● **EXERCISE OBJECTIVE**
The records should be written out in full, with nothing altered.

++++ PROVIDED INFORMATION

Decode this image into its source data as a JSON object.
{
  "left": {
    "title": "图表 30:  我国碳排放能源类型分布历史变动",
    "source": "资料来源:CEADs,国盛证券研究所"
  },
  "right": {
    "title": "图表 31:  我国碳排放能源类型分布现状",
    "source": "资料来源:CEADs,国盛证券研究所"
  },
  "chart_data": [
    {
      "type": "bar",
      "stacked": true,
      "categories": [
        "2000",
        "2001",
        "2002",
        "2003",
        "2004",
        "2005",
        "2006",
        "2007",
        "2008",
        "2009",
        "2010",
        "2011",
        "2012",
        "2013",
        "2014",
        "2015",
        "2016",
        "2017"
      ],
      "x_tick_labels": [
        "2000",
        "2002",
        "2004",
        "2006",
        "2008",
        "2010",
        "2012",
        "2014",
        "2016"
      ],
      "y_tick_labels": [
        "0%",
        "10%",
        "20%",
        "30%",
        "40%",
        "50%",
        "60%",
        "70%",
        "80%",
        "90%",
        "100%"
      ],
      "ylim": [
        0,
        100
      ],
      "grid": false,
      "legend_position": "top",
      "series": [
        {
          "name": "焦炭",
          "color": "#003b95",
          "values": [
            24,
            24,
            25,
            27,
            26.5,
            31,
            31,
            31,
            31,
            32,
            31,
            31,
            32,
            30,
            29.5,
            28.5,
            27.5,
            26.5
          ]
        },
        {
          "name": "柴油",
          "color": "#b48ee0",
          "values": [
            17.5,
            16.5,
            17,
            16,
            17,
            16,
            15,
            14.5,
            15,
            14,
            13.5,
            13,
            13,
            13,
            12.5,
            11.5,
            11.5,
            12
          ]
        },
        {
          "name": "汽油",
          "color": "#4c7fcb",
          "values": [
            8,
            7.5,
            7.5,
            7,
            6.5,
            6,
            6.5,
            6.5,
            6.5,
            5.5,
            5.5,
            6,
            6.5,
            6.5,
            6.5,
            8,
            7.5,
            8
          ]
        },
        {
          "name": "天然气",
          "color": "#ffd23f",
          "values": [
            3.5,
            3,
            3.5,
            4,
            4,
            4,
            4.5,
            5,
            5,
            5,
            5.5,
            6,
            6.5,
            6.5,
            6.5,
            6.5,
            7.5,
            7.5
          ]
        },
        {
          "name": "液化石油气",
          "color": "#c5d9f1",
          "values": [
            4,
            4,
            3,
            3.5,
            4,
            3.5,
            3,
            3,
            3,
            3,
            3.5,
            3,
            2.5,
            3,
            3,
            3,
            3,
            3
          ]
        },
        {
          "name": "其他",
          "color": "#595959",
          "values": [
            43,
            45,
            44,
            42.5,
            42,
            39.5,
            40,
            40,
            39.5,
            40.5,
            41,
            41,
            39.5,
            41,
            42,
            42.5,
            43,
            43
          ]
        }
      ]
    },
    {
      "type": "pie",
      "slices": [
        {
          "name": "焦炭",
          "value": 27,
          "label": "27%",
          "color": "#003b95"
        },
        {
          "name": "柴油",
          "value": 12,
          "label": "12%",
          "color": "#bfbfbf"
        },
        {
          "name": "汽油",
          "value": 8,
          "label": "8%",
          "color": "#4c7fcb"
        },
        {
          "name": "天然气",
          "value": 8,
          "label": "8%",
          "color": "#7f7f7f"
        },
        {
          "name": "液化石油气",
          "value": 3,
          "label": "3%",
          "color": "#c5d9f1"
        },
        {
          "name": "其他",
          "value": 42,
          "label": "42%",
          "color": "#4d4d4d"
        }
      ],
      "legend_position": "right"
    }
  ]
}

++++++++

● **EXERCISE OUTPUT**
Decode this image into its source data as a JSON object.
{
  "left": {
    "title": "图表 30:  我国碳排放能源类型分布历史变动",
    "source": "资料来源:CEADs,国盛证券研究所"
  },
  "right": {
    "title": "图表 31:  我国碳排放能源类型分布现状",
    "source": "资料来源:CEADs,国盛证券研究所"
  },
  "chart_data": [
    {
      "type": "bar",
      "stacked": true,
      "categories": [
        "2000",
        "2001",
        "2002",
        "2003",
        "2004",
        "2005",
        "2006",
        "2007",
        "2008",
        "2009",
        "2010",
        "2011",
        "2012",
        "2013",
        "2014",
        "2015",
        "2016",
        "2017"
      ],
      "x_tick_labels": [
        "2000",
        "2002",
        "2004",
        "2006",
        "2008",
        "2010",
        "2012",
        "2014",
        "2016"
      ],
      "y_tick_labels": [
        "0%",
        "10%",
        "20%",
        "30%",
        "40%",
        "50%",
        "60%",
        "70%",
        "80%",
        "90%",
        "100%"
      ],
      "ylim": [
        0,
        100
      ],
      "grid": false,
      "legend_position": "top",
      "series": [
        {
          "name": "焦炭",
          "color": "#003b95",
          "values": [
            24,
            24,
            25,
            27,
            26.5,
            31,
            31,
            31,
            31,
            32,
            31,
            31,
            32,
            30,
            29.5,
            28.5,
            27.5,
            26.5
          ]
        },
        {
          "name": "柴油",
          "color": "#b48ee0",
          "values": [
            17.5,
            16.5,
            17,
            16,
            17,
            16,
            15,
            14.5,
            15,
            14,
            13.5,
            13,
            13,
            13,
            12.5,
            11.5,
            11.5,
            12
          ]
        },
        {
          "name": "汽油",
          "color": "#4c7fcb",
          "values": [
            8,
            7.5,
            7.5,
            7,
            6.5,
            6,
            6.5,
            6.5,
            6.5,
            5.5,
            5.5,
            6,
            6.5,
            6.5,
            6.5,
            8,
            7.5,
            8
          ]
        },
        {
          "name": "天然气",
          "color": "#ffd23f",
          "values": [
            3.5,
            3,
            3.5,
            4,
            4,
            4,
            4.5,
            5,
            5,
            5,
            5.5,
            6,
            6.5,
            6.5,
            6.5,
            6.5,
            7.5,
            7.5
          ]
        },
        {
          "name": "液化石油气",
          "color": "#c5d9f1",
          "values": [
            4,
            4,
            3,
            3.5,
            4,
            3.5,
            3,
            3,
            3,
            3,
            3.5,
            3,
            2.5,
            3,
            3,
            3,
            3,
            3
          ]
        },
        {
          "name": "其他",
          "color": "#595959",
          "values": [
            43,
            45,
            44,
            42.5,
            42,
            39.5,
            40,
            40,
            39.5,
            40.5,
            41,
            41,
            39.5,
            41,
            42,
            42.5,
            43,
            43
          ]
        }
      ]
    },
    {
      "type": "pie",
      "slices": [
        {
          "name": "焦炭",
          "value": 27,
          "label": "27%",
          "color": "#003b95"
        },
        {
          "name": "柴油",
          "value": 12,
          "label": "12%",
          "color": "#bfbfbf"
        },
        {
          "name": "汽油",
          "value": 8,
          "label": "8%",
          "color": "#4c7fcb"
        },
        {
          "name": "天然气",
          "value": 8,
          "label": "8%",
          "color": "#7f7f7f"
        },
        {
          "name": "液化石油气",
          "value": 3,
          "label": "3%",
          "color": "#c5d9f1"
        },
        {
          "name": "其他",
          "value": 42,
          "label": "42%",
          "color": "#4d4d4d"
        }
      ],
      "legend_position": "right"
    }
  ]
}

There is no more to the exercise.